───── Exercise material
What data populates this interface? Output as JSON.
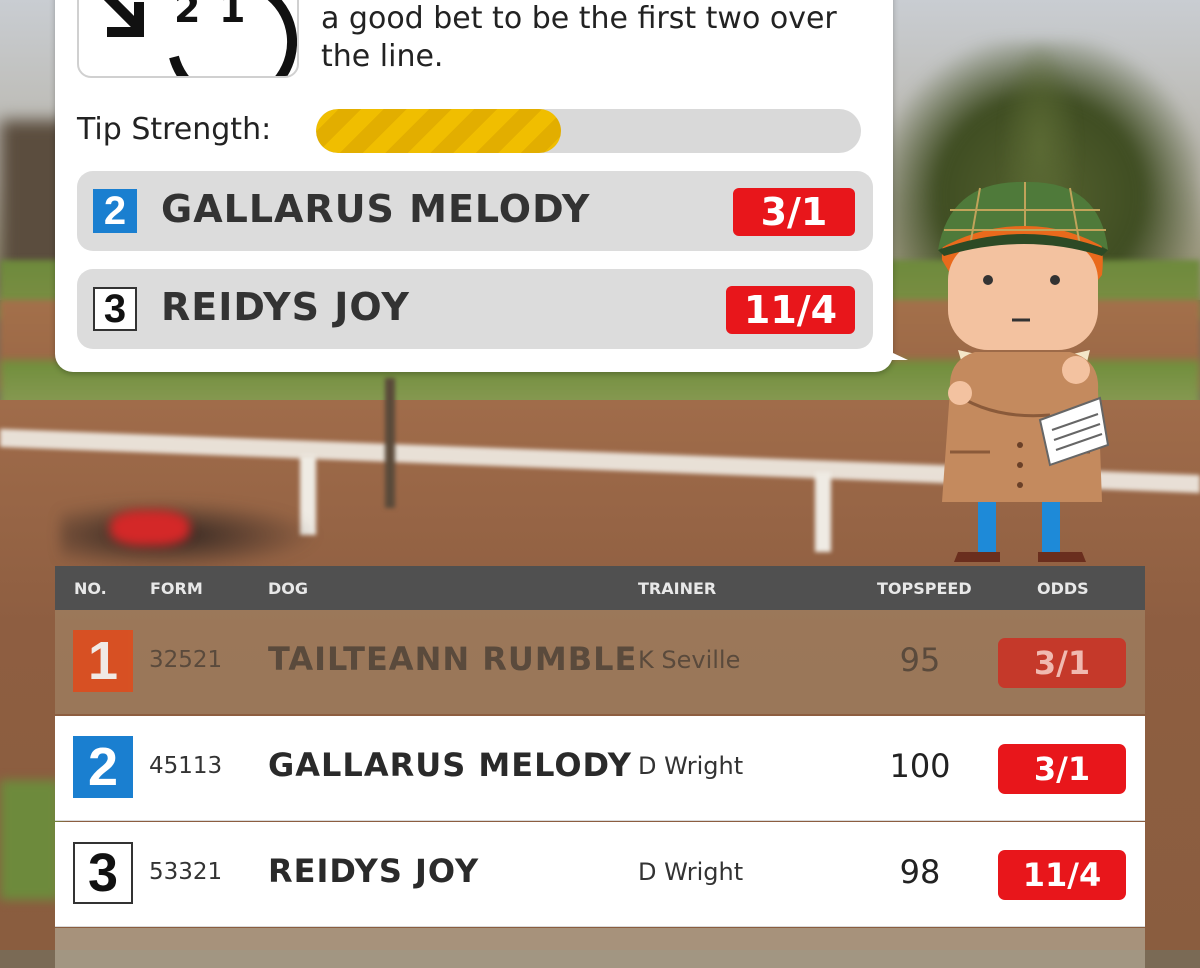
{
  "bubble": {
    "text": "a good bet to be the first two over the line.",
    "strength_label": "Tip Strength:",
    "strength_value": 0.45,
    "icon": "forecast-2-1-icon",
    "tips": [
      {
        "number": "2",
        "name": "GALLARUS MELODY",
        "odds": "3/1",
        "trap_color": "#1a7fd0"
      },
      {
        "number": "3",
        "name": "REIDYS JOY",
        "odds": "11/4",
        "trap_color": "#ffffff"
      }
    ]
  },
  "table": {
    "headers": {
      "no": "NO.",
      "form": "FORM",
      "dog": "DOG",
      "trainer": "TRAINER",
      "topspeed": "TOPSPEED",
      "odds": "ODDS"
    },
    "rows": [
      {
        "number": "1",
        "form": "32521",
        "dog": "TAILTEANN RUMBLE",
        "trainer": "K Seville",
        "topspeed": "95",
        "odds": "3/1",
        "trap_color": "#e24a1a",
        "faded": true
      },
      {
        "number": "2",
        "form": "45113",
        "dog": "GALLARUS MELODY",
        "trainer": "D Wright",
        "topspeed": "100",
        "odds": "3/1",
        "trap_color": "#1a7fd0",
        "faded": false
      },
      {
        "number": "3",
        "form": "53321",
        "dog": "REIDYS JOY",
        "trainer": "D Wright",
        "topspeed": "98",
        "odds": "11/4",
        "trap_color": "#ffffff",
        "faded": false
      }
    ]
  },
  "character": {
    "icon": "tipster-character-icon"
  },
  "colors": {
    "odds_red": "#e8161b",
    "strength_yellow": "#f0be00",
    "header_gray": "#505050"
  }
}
──────────
───── Exercise material
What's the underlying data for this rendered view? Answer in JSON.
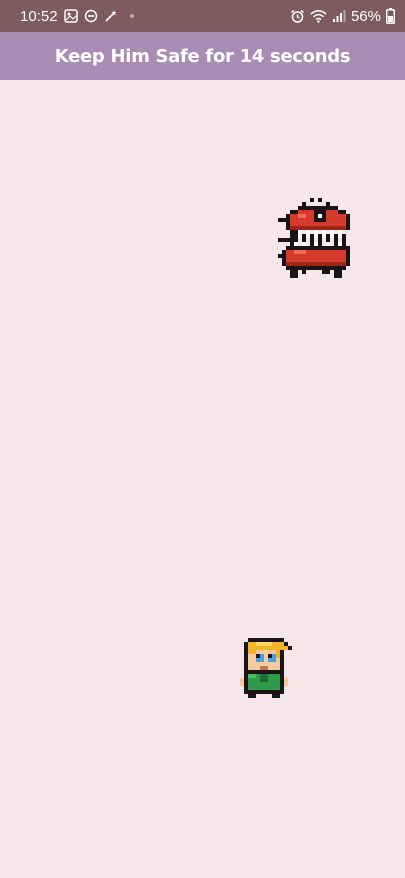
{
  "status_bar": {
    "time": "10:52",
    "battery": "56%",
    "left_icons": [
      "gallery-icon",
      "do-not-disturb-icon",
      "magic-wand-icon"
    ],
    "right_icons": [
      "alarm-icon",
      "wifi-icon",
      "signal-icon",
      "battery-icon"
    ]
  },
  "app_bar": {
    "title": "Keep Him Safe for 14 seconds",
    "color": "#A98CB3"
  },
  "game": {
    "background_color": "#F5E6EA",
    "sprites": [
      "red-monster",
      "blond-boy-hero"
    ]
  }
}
──────────
[Exercise description]
Scan the records for the string "JSON". Copy each line in which it appears.

[Written solution]
What data populates this interface? Output as JSON.
What's the underlying data for this rendered view? Answer in JSON.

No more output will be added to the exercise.